### Stated exercise
All of the entries need to be written out again, exactly as they are.
··· Dataset rows
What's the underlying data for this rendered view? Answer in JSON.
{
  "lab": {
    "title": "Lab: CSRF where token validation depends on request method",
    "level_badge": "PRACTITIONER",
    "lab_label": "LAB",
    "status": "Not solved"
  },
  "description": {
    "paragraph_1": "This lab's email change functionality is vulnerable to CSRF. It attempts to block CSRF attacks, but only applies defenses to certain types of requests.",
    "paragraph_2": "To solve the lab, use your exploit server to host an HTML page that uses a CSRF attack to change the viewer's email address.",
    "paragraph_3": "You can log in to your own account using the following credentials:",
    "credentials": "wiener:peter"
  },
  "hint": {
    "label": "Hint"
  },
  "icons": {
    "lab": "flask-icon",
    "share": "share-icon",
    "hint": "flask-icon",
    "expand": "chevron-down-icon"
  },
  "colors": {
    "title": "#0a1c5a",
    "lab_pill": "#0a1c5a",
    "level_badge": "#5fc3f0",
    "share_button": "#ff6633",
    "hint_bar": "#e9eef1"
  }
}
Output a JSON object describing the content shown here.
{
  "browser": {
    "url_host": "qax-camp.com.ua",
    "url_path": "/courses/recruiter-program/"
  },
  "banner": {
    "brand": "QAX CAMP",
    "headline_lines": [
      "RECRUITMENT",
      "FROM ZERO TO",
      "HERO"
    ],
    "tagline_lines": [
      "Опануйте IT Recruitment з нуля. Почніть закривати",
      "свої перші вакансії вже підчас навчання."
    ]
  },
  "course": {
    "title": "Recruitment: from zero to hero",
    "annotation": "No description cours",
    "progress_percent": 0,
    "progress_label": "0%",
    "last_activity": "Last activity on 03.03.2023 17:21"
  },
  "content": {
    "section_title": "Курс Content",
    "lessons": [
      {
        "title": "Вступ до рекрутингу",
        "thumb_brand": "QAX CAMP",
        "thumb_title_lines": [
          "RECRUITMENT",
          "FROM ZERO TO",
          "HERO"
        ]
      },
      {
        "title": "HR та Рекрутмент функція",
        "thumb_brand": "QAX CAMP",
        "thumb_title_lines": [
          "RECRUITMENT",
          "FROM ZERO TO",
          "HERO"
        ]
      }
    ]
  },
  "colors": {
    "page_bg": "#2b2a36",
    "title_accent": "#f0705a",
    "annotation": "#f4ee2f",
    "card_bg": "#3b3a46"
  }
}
······
### Finished answer
What's the underlying data for this rendered view? Answer in JSON.
{
  "lab": {
    "title": "Lab: CSRF where token validation depends on request method",
    "level_badge": "PRACTITIONER",
    "lab_label": "LAB",
    "status": "Not solved"
  },
  "description": {
    "paragraph_1": "This lab's email change functionality is vulnerable to CSRF. It attempts to block CSRF attacks, but only applies defenses to certain types of requests.",
    "paragraph_2": "To solve the lab, use your exploit server to host an HTML page that uses a CSRF attack to change the viewer's email address.",
    "paragraph_3": "You can log in to your own account using the following credentials:",
    "credentials": "wiener:peter"
  },
  "hint": {
    "label": "Hint"
  },
  "icons": {
    "lab": "flask-icon",
    "share": "share-icon",
    "hint": "flask-icon",
    "expand": "chevron-down-icon"
  },
  "colors": {
    "title": "#0a1c5a",
    "lab_pill": "#0a1c5a",
    "level_badge": "#5fc3f0",
    "share_button": "#ff6633",
    "hint_bar": "#e9eef1"
  }
}
Output a JSON object describing the content shown here.
{
  "browser": {
    "url_host": "qax-camp.com.ua",
    "url_path": "/courses/recruiter-program/"
  },
  "banner": {
    "brand": "QAX CAMP",
    "headline_lines": [
      "RECRUITMENT",
      "FROM ZERO TO",
      "HERO"
    ],
    "tagline_lines": [
      "Опануйте IT Recruitment з нуля. Почніть закривати",
      "свої перші вакансії вже підчас навчання."
    ]
  },
  "course": {
    "title": "Recruitment: from zero to hero",
    "annotation": "No description cours",
    "progress_percent": 0,
    "progress_label": "0%",
    "last_activity": "Last activity on 03.03.2023 17:21"
  },
  "content": {
    "section_title": "Курс Content",
    "lessons": [
      {
        "title": "Вступ до рекрутингу",
        "thumb_brand": "QAX CAMP",
        "thumb_title_lines": [
          "RECRUITMENT",
          "FROM ZERO TO",
          "HERO"
        ]
      },
      {
        "title": "HR та Рекрутмент функція",
        "thumb_brand": "QAX CAMP",
        "thumb_title_lines": [
          "RECRUITMENT",
          "FROM ZERO TO",
          "HERO"
        ]
      }
    ]
  },
  "colors": {
    "page_bg": "#2b2a36",
    "title_accent": "#f0705a",
    "annotation": "#f4ee2f",
    "card_bg": "#3b3a46"
  }
}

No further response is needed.